** DATA LISTING **
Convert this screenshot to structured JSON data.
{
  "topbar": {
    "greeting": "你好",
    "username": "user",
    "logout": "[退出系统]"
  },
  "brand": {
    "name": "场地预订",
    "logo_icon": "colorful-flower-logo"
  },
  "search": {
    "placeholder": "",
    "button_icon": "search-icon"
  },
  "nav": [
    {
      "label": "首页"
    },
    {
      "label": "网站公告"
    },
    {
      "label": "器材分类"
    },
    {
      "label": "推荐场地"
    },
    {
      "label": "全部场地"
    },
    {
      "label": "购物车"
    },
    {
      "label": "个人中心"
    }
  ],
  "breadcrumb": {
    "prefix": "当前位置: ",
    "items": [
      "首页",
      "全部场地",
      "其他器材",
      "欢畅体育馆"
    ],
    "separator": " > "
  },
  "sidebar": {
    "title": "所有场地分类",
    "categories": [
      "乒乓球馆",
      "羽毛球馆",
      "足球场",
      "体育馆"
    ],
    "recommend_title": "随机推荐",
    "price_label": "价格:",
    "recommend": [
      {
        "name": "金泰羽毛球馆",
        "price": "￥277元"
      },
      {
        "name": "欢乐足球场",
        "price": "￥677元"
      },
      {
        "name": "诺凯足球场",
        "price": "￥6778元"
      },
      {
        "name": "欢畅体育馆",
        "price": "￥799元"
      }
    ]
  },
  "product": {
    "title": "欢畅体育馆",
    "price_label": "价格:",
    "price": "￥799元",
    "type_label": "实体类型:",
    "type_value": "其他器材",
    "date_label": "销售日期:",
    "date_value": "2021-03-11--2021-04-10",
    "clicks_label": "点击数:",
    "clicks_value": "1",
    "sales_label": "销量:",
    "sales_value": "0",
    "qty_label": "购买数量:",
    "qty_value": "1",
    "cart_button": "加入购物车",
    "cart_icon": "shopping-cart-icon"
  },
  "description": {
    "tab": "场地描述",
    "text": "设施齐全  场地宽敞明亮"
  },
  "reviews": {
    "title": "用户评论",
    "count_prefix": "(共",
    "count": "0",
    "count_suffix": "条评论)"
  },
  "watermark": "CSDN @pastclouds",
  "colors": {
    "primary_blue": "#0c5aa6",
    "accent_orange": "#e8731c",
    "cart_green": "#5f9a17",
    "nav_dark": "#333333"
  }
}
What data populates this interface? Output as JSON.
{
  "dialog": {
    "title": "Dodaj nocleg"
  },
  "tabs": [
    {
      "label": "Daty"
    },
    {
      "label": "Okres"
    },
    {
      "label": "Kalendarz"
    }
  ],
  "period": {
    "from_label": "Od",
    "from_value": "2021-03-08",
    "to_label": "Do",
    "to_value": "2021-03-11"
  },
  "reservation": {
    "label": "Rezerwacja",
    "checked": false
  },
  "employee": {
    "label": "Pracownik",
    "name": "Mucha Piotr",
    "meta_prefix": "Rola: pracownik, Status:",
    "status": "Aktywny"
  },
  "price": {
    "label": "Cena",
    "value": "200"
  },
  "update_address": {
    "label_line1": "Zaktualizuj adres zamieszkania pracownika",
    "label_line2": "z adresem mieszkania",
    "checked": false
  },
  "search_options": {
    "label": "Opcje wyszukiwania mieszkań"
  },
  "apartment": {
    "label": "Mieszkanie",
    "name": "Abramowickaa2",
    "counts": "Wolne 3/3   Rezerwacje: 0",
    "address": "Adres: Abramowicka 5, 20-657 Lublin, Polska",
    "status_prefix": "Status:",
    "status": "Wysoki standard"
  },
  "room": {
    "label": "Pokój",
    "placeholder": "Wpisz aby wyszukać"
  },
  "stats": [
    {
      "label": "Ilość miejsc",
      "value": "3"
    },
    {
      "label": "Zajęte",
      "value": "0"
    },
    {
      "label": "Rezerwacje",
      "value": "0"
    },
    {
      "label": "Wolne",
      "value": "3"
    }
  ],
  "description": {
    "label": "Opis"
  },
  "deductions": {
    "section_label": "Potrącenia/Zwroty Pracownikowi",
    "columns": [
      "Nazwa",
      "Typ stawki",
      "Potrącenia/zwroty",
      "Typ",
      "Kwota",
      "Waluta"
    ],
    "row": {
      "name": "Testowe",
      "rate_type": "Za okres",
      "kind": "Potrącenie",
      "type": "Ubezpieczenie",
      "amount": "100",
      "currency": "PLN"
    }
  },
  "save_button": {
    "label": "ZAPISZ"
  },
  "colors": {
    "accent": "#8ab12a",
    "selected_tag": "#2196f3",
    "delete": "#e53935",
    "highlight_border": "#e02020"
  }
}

** WHAT IS ASKED **
Tally up the lines of the listing containing the word "this". Give only the total.

** WRITTEN ANSWER **
2